▸ **Given entries**
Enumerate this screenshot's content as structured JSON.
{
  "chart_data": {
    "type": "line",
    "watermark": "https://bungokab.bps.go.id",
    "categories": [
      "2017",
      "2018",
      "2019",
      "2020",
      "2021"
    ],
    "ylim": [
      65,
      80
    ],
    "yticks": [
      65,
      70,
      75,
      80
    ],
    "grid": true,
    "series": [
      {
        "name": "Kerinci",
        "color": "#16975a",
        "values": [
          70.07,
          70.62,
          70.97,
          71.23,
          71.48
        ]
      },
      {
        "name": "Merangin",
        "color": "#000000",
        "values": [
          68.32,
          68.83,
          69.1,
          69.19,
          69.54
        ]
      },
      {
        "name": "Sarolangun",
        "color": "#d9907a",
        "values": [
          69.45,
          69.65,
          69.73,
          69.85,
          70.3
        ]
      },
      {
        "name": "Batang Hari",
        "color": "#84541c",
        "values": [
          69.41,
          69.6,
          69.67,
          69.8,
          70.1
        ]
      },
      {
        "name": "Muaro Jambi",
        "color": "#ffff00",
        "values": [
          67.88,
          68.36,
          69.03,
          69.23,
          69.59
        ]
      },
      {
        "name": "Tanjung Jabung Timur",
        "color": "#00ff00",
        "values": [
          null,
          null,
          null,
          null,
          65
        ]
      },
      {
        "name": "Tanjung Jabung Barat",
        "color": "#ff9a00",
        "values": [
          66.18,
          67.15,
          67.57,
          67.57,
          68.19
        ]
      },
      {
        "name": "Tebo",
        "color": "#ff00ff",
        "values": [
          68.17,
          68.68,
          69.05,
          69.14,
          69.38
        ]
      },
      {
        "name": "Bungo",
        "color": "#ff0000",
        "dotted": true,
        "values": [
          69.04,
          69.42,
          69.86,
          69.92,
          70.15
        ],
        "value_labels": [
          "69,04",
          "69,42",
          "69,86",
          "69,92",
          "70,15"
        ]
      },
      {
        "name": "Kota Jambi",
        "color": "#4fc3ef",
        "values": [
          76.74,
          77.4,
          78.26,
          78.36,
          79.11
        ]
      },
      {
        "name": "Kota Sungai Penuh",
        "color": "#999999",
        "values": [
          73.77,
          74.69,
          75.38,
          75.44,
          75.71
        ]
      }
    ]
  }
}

▸ **Given task**
Write the material out again in its entirety, exactly as shown.

▸ **Output for this exercise**
Enumerate this screenshot's content as structured JSON.
{
  "chart_data": {
    "type": "line",
    "watermark": "https://bungokab.bps.go.id",
    "categories": [
      "2017",
      "2018",
      "2019",
      "2020",
      "2021"
    ],
    "ylim": [
      65,
      80
    ],
    "yticks": [
      65,
      70,
      75,
      80
    ],
    "grid": true,
    "series": [
      {
        "name": "Kerinci",
        "color": "#16975a",
        "values": [
          70.07,
          70.62,
          70.97,
          71.23,
          71.48
        ]
      },
      {
        "name": "Merangin",
        "color": "#000000",
        "values": [
          68.32,
          68.83,
          69.1,
          69.19,
          69.54
        ]
      },
      {
        "name": "Sarolangun",
        "color": "#d9907a",
        "values": [
          69.45,
          69.65,
          69.73,
          69.85,
          70.3
        ]
      },
      {
        "name": "Batang Hari",
        "color": "#84541c",
        "values": [
          69.41,
          69.6,
          69.67,
          69.8,
          70.1
        ]
      },
      {
        "name": "Muaro Jambi",
        "color": "#ffff00",
        "values": [
          67.88,
          68.36,
          69.03,
          69.23,
          69.59
        ]
      },
      {
        "name": "Tanjung Jabung Timur",
        "color": "#00ff00",
        "values": [
          null,
          null,
          null,
          null,
          65
        ]
      },
      {
        "name": "Tanjung Jabung Barat",
        "color": "#ff9a00",
        "values": [
          66.18,
          67.15,
          67.57,
          67.57,
          68.19
        ]
      },
      {
        "name": "Tebo",
        "color": "#ff00ff",
        "values": [
          68.17,
          68.68,
          69.05,
          69.14,
          69.38
        ]
      },
      {
        "name": "Bungo",
        "color": "#ff0000",
        "dotted": true,
        "values": [
          69.04,
          69.42,
          69.86,
          69.92,
          70.15
        ],
        "value_labels": [
          "69,04",
          "69,42",
          "69,86",
          "69,92",
          "70,15"
        ]
      },
      {
        "name": "Kota Jambi",
        "color": "#4fc3ef",
        "values": [
          76.74,
          77.4,
          78.26,
          78.36,
          79.11
        ]
      },
      {
        "name": "Kota Sungai Penuh",
        "color": "#999999",
        "values": [
          73.77,
          74.69,
          75.38,
          75.44,
          75.71
        ]
      }
    ]
  }
}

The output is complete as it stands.